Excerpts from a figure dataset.
=======
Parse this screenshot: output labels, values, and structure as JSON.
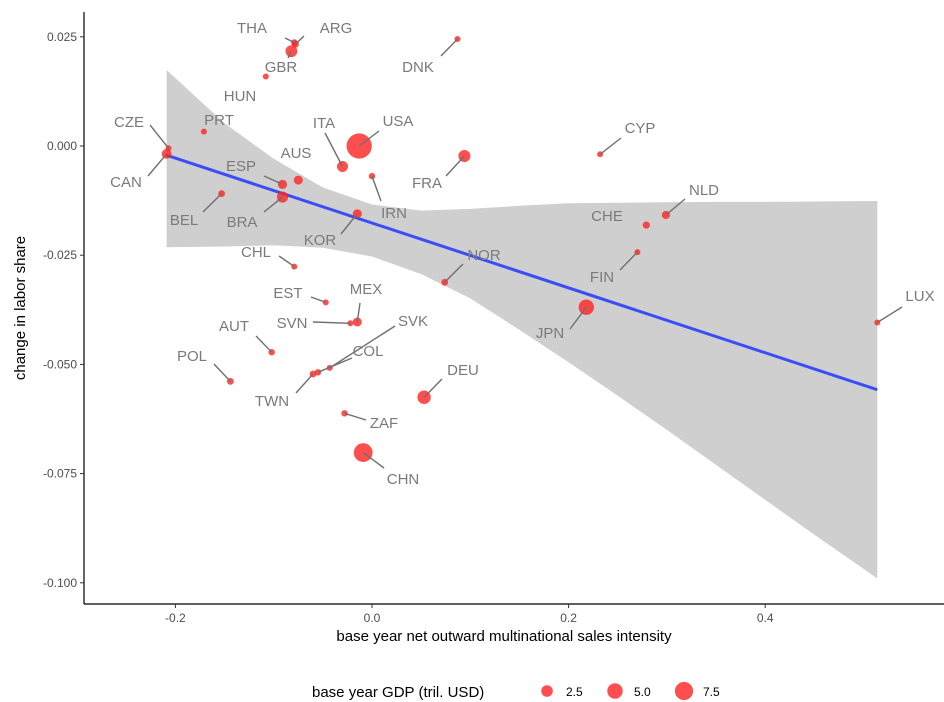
{
  "chart_data": {
    "type": "scatter",
    "title": "",
    "xlabel": "base year net outward multinational sales intensity",
    "ylabel": "change in labor share",
    "xlim": [
      -0.28,
      0.58
    ],
    "ylim": [
      -0.105,
      0.0305
    ],
    "x_ticks": [
      -0.2,
      0.0,
      0.2,
      0.4
    ],
    "x_tick_labels": [
      "-0.2",
      "0.0",
      "0.2",
      "0.4"
    ],
    "y_ticks": [
      0.025,
      0.0,
      -0.025,
      -0.05,
      -0.075,
      -0.1
    ],
    "y_tick_labels": [
      "0.025",
      "0.000",
      "-0.025",
      "-0.050",
      "-0.075",
      "-0.100"
    ],
    "grid": false,
    "point_color": "#ff2222",
    "fit_color": "#3a4ef5",
    "ribbon_color": "#bdbdbd",
    "label_color": "#7a7a7a",
    "legend": {
      "title": "base year GDP (tril. USD)",
      "position": "bottom",
      "labels": [
        "2.5",
        "5.0",
        "7.5"
      ],
      "sizes": [
        2.5,
        5.0,
        7.5
      ]
    },
    "points": [
      {
        "code": "THA",
        "x": -0.079,
        "y": 0.0237,
        "gdp": 0.4
      },
      {
        "code": "ARG",
        "x": -0.078,
        "y": 0.0233,
        "gdp": 0.6
      },
      {
        "code": "GBR",
        "x": -0.082,
        "y": 0.0217,
        "gdp": 2.6
      },
      {
        "code": "DNK",
        "x": 0.087,
        "y": 0.0245,
        "gdp": 0.3
      },
      {
        "code": "HUN",
        "x": -0.108,
        "y": 0.0159,
        "gdp": 0.2
      },
      {
        "code": "PRT",
        "x": -0.171,
        "y": 0.0033,
        "gdp": 0.2
      },
      {
        "code": "CZE",
        "x": -0.207,
        "y": -0.0005,
        "gdp": 0.2
      },
      {
        "code": "CAN",
        "x": -0.209,
        "y": -0.0018,
        "gdp": 1.6
      },
      {
        "code": "ITA",
        "x": -0.03,
        "y": -0.0047,
        "gdp": 2.1
      },
      {
        "code": "USA",
        "x": -0.013,
        "y": 0.0,
        "gdp": 16.0
      },
      {
        "code": "CYP",
        "x": 0.232,
        "y": -0.0019,
        "gdp": 0.02
      },
      {
        "code": "AUS",
        "x": -0.075,
        "y": -0.0078,
        "gdp": 1.2
      },
      {
        "code": "ESP",
        "x": -0.091,
        "y": -0.0088,
        "gdp": 1.3
      },
      {
        "code": "FRA",
        "x": 0.094,
        "y": -0.0023,
        "gdp": 2.7
      },
      {
        "code": "BEL",
        "x": -0.153,
        "y": -0.0109,
        "gdp": 0.5
      },
      {
        "code": "BRA",
        "x": -0.091,
        "y": -0.0117,
        "gdp": 2.2
      },
      {
        "code": "IRN",
        "x": 0.0,
        "y": -0.0069,
        "gdp": 0.4
      },
      {
        "code": "KOR",
        "x": -0.015,
        "y": -0.0155,
        "gdp": 1.2
      },
      {
        "code": "NLD",
        "x": 0.299,
        "y": -0.0158,
        "gdp": 0.9
      },
      {
        "code": "CHE",
        "x": 0.279,
        "y": -0.0181,
        "gdp": 0.6
      },
      {
        "code": "CHL",
        "x": -0.079,
        "y": -0.0276,
        "gdp": 0.3
      },
      {
        "code": "NOR",
        "x": 0.074,
        "y": -0.0312,
        "gdp": 0.5
      },
      {
        "code": "FIN",
        "x": 0.27,
        "y": -0.0243,
        "gdp": 0.3
      },
      {
        "code": "EST",
        "x": -0.047,
        "y": -0.0358,
        "gdp": 0.02
      },
      {
        "code": "MEX",
        "x": -0.015,
        "y": -0.0403,
        "gdp": 1.2
      },
      {
        "code": "SVN",
        "x": -0.022,
        "y": -0.0406,
        "gdp": 0.05
      },
      {
        "code": "LUX",
        "x": 0.514,
        "y": -0.0404,
        "gdp": 0.06
      },
      {
        "code": "JPN",
        "x": 0.218,
        "y": -0.0369,
        "gdp": 5.0
      },
      {
        "code": "AUT",
        "x": -0.102,
        "y": -0.0472,
        "gdp": 0.4
      },
      {
        "code": "SVK",
        "x": -0.043,
        "y": -0.0508,
        "gdp": 0.1
      },
      {
        "code": "COL",
        "x": -0.055,
        "y": -0.0518,
        "gdp": 0.4
      },
      {
        "code": "TWN",
        "x": -0.06,
        "y": -0.0522,
        "gdp": 0.5
      },
      {
        "code": "POL",
        "x": -0.144,
        "y": -0.0539,
        "gdp": 0.5
      },
      {
        "code": "DEU",
        "x": 0.053,
        "y": -0.0575,
        "gdp": 3.6
      },
      {
        "code": "ZAF",
        "x": -0.028,
        "y": -0.0612,
        "gdp": 0.4
      },
      {
        "code": "CHN",
        "x": -0.009,
        "y": -0.0702,
        "gdp": 8.2
      }
    ],
    "fit_line": {
      "x": [
        -0.209,
        0.514
      ],
      "y": [
        -0.0021,
        -0.0558
      ]
    },
    "confidence_band": {
      "x": [
        -0.209,
        -0.15,
        -0.1,
        -0.05,
        0.0,
        0.05,
        0.1,
        0.15,
        0.2,
        0.25,
        0.3,
        0.35,
        0.4,
        0.45,
        0.514
      ],
      "lower": [
        -0.0232,
        -0.023,
        -0.0227,
        -0.0233,
        -0.0253,
        -0.0293,
        -0.0349,
        -0.0421,
        -0.0495,
        -0.0572,
        -0.065,
        -0.073,
        -0.081,
        -0.089,
        -0.099
      ],
      "upper": [
        0.0174,
        0.0052,
        -0.0029,
        -0.0095,
        -0.0134,
        -0.0148,
        -0.0144,
        -0.0137,
        -0.0131,
        -0.013,
        -0.0129,
        -0.0128,
        -0.0128,
        -0.0127,
        -0.0126
      ]
    }
  }
}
=======
Objective. Copy every line of the data that holds the string "year".

Finished task.
    "xlabel": "base year net outward multinational sales intensity",
      "title": "base year GDP (tril. USD)",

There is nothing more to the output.